> PROBLEM: Select and reproduce each line of the listing below that bears the string "account".

(Data extracted from a collection)

^^^^

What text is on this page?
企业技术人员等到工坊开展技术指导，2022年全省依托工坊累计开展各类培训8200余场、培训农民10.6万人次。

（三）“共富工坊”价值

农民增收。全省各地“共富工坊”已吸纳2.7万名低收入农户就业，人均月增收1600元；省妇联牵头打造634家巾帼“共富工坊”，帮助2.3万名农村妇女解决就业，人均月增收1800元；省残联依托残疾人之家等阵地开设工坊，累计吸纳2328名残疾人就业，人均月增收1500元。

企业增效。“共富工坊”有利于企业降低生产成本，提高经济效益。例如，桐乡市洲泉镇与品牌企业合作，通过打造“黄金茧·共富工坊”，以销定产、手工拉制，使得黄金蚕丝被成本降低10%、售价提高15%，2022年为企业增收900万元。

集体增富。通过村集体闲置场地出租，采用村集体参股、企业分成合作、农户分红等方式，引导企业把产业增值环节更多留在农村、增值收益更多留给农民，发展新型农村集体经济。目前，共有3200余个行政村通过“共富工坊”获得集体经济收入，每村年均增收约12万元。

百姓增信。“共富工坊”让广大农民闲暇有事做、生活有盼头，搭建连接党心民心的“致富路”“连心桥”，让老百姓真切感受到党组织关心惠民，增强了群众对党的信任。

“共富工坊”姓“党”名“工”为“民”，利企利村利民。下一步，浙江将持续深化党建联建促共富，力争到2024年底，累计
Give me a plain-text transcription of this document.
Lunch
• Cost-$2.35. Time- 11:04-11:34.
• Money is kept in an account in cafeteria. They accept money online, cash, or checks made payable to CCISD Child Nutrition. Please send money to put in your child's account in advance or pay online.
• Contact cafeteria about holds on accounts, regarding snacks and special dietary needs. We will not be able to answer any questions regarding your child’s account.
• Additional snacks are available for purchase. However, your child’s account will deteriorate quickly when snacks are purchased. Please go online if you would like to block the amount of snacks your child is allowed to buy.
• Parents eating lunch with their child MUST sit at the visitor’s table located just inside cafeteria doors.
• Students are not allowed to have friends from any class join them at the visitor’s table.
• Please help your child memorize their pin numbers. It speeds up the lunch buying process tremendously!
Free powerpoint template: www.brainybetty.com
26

^^^^

> TASK ANSWER:
• Money is kept in an account in cafeteria. They accept money online, cash, or checks made payable to CCISD Child Nutrition. Please send money to put in your child's account in advance or pay online.
• Contact cafeteria about holds on accounts, regarding snacks and special dietary needs. We will not be able to answer any questions regarding your child’s account.
• Additional snacks are available for purchase. However, your child’s account will deteriorate quickly when snacks are purchased. Please go online if you would like to block the amount of snacks your child is allowed to buy.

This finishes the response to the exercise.